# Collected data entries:
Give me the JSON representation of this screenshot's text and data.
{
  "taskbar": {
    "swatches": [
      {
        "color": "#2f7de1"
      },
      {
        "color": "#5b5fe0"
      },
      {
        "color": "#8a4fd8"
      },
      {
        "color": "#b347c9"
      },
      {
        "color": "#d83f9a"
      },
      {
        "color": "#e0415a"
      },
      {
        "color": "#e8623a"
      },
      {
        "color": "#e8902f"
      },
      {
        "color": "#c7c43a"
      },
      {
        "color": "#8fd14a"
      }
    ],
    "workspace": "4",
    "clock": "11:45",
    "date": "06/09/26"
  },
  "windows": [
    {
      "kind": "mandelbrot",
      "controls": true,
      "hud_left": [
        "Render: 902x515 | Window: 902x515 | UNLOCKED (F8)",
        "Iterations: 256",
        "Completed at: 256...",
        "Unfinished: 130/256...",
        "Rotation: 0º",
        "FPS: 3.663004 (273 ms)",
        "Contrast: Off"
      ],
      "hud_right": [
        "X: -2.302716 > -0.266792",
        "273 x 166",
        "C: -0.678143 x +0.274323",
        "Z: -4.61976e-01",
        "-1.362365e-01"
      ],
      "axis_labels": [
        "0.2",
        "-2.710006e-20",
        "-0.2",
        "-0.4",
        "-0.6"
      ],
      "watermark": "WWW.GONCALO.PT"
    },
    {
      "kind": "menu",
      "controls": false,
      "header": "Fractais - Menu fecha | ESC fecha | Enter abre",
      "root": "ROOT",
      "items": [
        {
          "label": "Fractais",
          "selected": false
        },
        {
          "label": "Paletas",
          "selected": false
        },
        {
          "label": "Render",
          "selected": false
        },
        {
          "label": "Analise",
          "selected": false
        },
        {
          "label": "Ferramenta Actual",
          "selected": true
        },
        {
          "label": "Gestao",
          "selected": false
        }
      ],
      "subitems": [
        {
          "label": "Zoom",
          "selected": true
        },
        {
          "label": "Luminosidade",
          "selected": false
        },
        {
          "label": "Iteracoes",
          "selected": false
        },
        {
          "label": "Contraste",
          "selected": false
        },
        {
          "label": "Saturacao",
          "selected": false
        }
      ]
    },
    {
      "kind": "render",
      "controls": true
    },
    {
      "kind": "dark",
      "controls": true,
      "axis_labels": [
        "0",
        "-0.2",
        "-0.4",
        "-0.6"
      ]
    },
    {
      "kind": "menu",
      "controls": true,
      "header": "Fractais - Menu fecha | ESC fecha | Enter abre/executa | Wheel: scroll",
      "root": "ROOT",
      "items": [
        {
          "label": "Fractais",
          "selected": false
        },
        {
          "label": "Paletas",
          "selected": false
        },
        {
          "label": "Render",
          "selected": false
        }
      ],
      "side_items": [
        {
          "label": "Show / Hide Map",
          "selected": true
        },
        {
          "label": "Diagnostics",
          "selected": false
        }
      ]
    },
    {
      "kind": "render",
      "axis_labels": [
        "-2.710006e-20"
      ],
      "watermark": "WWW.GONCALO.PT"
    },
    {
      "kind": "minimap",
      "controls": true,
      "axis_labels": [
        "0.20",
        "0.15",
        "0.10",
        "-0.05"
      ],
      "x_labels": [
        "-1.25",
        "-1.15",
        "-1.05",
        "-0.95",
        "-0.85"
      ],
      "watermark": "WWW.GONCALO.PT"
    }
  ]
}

# BRIEF:
Extract every line above containing the word "fecha".

# SOLUTION TO THIS PROBLEM:
      "header": "Fractais - Menu fecha | ESC fecha | Enter abre",
      "header": "Fractais - Menu fecha | ESC fecha | Enter abre/executa | Wheel: scroll",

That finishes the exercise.